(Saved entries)

►

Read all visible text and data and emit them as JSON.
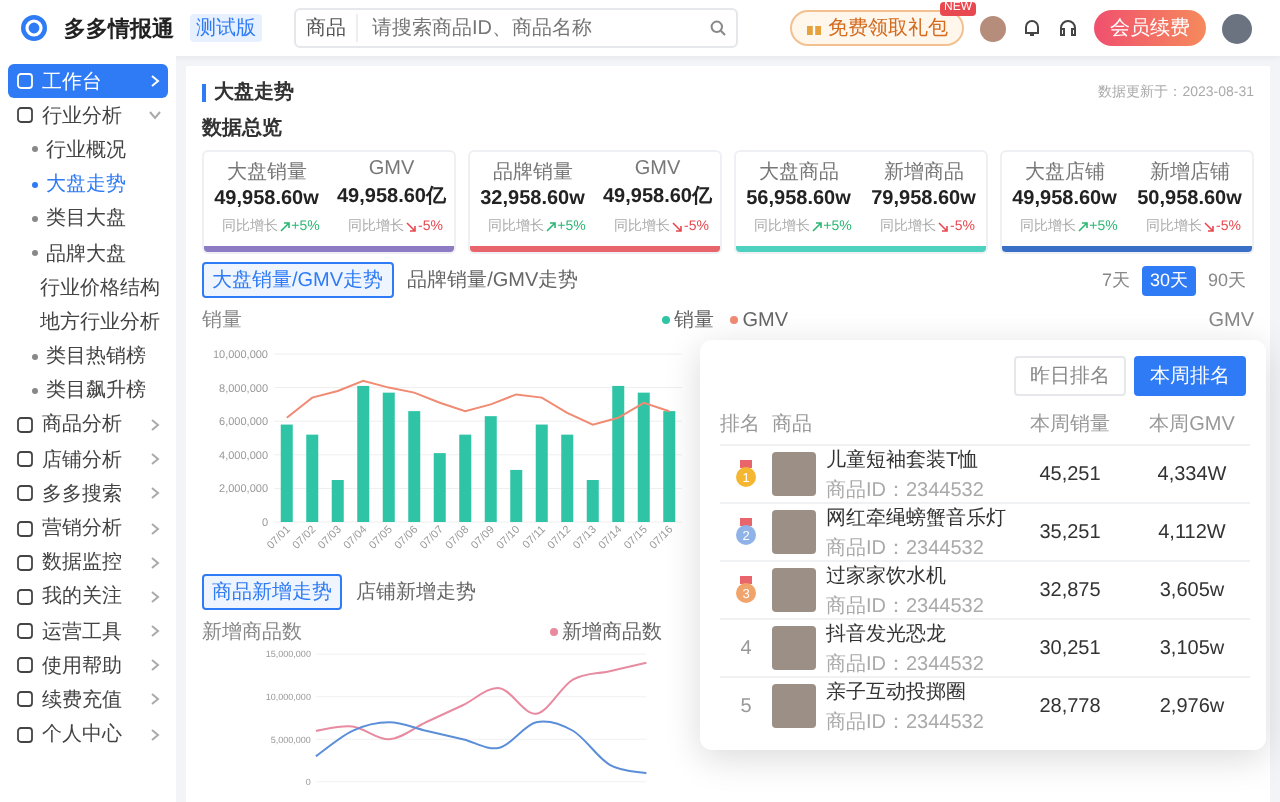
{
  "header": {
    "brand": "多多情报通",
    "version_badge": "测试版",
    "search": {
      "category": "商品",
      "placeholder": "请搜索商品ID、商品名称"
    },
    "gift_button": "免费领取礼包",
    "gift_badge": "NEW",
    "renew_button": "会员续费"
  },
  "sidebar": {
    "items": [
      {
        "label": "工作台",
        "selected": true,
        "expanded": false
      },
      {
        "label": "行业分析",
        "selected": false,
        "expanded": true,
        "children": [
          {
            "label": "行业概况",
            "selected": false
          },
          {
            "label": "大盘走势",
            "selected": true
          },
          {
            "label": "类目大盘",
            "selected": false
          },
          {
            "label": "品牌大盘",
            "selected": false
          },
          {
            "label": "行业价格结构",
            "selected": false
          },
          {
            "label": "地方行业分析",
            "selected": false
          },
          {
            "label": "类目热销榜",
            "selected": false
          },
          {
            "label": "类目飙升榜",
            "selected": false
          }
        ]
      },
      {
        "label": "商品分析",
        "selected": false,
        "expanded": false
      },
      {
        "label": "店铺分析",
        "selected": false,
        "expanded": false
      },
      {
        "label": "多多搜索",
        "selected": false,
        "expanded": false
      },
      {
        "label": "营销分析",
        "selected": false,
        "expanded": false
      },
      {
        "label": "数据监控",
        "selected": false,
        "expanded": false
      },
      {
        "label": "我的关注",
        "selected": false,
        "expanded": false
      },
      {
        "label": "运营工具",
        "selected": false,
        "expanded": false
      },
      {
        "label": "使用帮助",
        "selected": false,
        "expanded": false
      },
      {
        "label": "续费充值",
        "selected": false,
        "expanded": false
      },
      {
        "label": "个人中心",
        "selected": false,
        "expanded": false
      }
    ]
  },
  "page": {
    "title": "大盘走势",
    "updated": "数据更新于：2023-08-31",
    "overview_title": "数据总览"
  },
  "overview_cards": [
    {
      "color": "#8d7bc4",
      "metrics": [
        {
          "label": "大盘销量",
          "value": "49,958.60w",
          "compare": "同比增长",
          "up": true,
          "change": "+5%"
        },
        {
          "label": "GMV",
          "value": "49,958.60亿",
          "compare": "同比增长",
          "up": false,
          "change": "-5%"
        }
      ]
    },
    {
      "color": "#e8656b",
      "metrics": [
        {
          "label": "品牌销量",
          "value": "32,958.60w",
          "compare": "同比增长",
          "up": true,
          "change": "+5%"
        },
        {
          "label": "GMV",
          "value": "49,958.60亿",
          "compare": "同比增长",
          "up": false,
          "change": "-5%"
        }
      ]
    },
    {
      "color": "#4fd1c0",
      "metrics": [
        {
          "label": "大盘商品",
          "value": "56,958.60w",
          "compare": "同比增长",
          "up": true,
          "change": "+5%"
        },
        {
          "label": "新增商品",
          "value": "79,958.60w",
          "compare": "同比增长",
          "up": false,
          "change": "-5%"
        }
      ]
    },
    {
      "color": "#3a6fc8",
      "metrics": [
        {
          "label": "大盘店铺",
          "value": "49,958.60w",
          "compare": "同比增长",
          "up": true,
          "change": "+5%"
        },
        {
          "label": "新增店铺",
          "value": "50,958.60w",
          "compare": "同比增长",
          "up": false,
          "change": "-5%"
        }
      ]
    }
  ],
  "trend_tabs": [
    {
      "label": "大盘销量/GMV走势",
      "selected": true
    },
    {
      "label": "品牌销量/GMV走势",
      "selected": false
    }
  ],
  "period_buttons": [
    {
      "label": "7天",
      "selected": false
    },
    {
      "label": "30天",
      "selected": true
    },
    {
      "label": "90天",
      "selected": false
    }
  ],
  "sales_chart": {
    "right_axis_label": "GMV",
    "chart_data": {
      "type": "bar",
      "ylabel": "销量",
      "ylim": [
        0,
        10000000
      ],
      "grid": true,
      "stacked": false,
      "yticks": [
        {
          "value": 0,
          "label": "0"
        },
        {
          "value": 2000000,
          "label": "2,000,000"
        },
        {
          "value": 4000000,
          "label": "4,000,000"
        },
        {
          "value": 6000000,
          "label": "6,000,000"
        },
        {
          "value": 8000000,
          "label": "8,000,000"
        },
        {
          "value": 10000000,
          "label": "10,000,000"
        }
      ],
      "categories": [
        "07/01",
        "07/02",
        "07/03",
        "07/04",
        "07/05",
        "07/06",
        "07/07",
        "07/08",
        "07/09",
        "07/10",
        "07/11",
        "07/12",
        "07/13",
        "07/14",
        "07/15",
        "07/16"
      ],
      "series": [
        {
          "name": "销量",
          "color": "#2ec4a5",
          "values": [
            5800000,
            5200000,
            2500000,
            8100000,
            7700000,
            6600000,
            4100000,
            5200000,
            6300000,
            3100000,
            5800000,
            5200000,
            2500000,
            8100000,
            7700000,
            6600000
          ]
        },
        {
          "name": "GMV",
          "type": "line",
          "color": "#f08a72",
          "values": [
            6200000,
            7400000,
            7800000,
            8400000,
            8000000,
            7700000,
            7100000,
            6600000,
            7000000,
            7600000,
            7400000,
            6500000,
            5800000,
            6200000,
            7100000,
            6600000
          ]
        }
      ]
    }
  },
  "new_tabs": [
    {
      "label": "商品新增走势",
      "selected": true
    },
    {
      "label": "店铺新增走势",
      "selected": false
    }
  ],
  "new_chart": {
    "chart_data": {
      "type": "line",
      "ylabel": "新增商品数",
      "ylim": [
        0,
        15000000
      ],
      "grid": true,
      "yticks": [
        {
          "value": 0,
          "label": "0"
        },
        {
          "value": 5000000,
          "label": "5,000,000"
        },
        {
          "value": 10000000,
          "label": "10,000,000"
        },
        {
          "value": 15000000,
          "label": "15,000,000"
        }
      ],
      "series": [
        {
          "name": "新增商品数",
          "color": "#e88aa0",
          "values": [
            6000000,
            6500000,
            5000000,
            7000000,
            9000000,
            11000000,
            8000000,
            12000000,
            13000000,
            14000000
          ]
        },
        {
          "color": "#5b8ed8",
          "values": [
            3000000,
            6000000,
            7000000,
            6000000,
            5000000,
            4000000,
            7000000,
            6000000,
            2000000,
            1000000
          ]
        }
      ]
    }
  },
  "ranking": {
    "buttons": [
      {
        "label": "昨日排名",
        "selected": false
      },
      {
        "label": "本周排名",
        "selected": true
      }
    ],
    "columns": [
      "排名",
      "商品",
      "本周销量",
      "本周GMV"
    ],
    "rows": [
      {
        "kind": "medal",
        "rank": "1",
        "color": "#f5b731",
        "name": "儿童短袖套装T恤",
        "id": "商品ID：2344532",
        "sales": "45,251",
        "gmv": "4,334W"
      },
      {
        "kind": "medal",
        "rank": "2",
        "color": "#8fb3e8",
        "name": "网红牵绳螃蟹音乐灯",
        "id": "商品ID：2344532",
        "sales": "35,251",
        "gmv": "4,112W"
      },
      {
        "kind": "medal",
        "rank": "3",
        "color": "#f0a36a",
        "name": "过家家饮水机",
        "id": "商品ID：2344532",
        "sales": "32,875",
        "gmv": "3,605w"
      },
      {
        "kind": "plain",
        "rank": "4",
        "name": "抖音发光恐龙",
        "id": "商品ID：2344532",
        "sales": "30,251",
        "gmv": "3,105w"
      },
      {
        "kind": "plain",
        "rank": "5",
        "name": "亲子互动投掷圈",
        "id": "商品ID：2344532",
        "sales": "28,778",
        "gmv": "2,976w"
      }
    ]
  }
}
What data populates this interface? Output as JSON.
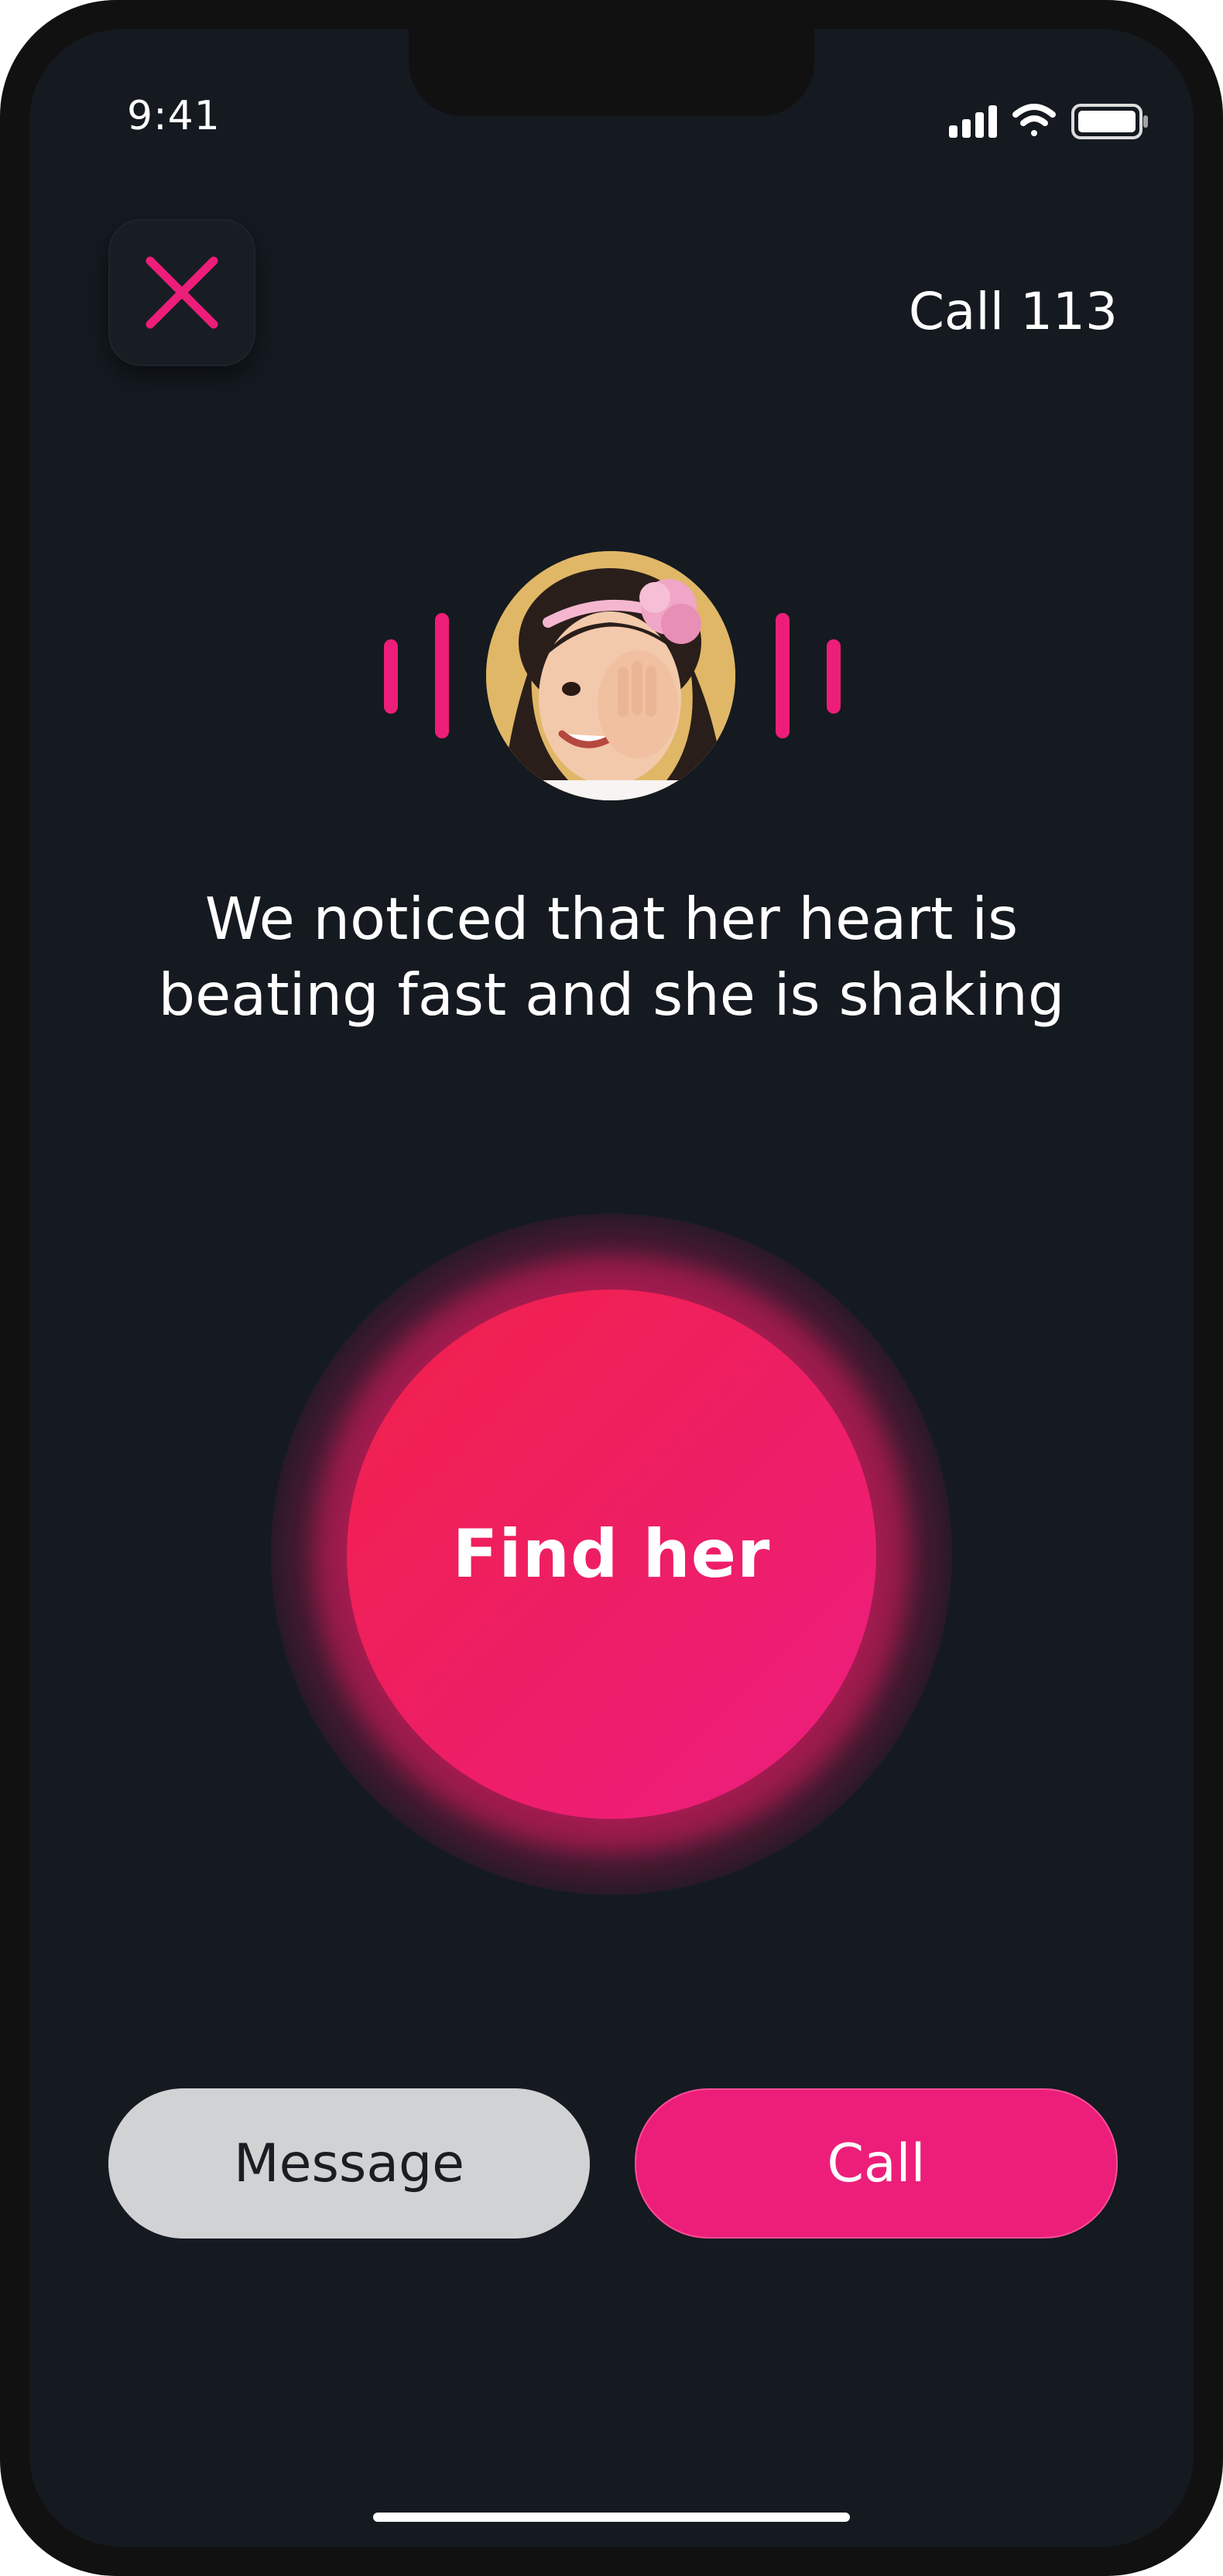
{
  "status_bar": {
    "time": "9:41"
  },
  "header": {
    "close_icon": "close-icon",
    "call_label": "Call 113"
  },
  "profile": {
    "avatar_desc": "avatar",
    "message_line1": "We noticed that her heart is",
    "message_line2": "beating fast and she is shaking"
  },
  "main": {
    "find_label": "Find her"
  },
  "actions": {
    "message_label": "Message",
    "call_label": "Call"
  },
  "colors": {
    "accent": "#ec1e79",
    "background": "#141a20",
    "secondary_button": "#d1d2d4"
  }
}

◄

## [THE PROBLEM]
Check each line of the entries above for the word "JSON". List the ones that have it.

## [TASK RESPONSE]
Read all visible text and data and emit them as JSON.
What data populates this interface? Output as JSON.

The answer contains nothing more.